## GOAL
Images appear in the records below; leave them out and repeat everything else exactly.

--- Start ---

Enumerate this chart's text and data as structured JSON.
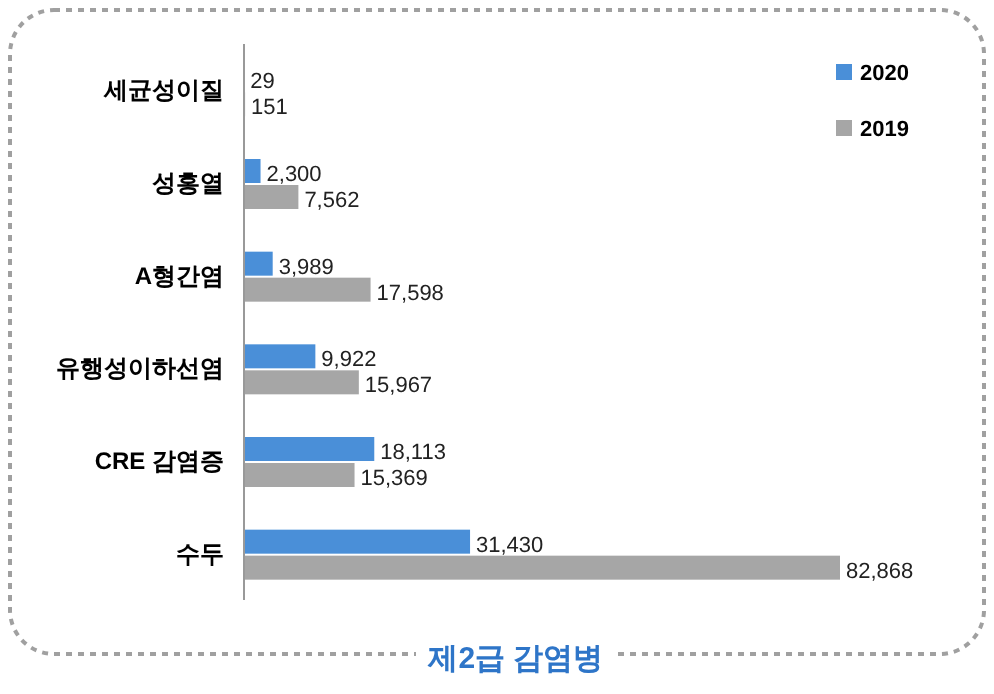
{
  "chart_data": {
    "type": "bar",
    "orientation": "horizontal",
    "title": "제2급 감염병",
    "categories": [
      "세균성이질",
      "성홍열",
      "A형간염",
      "유행성이하선염",
      "CRE 감염증",
      "수두"
    ],
    "series": [
      {
        "name": "2020",
        "color": "#4a8fd8",
        "values": [
          29,
          2300,
          3989,
          9922,
          18113,
          31430
        ],
        "value_labels": [
          "29",
          "2,300",
          "3,989",
          "9,922",
          "18,113",
          "31,430"
        ]
      },
      {
        "name": "2019",
        "color": "#a6a6a6",
        "values": [
          151,
          7562,
          17598,
          15967,
          15369,
          82868
        ],
        "value_labels": [
          "151",
          "7,562",
          "17,598",
          "15,967",
          "15,369",
          "82,868"
        ]
      }
    ],
    "legend": "top right"
  }
}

--- End ---

## TASK SOLUTION
Enumerate this chart's text and data as structured JSON.
{
  "chart_data": {
    "type": "bar",
    "orientation": "horizontal",
    "title": "제2급 감염병",
    "categories": [
      "세균성이질",
      "성홍열",
      "A형간염",
      "유행성이하선염",
      "CRE 감염증",
      "수두"
    ],
    "series": [
      {
        "name": "2020",
        "color": "#4a8fd8",
        "values": [
          29,
          2300,
          3989,
          9922,
          18113,
          31430
        ],
        "value_labels": [
          "29",
          "2,300",
          "3,989",
          "9,922",
          "18,113",
          "31,430"
        ]
      },
      {
        "name": "2019",
        "color": "#a6a6a6",
        "values": [
          151,
          7562,
          17598,
          15967,
          15369,
          82868
        ],
        "value_labels": [
          "151",
          "7,562",
          "17,598",
          "15,967",
          "15,369",
          "82,868"
        ]
      }
    ],
    "legend": "top right"
  }
}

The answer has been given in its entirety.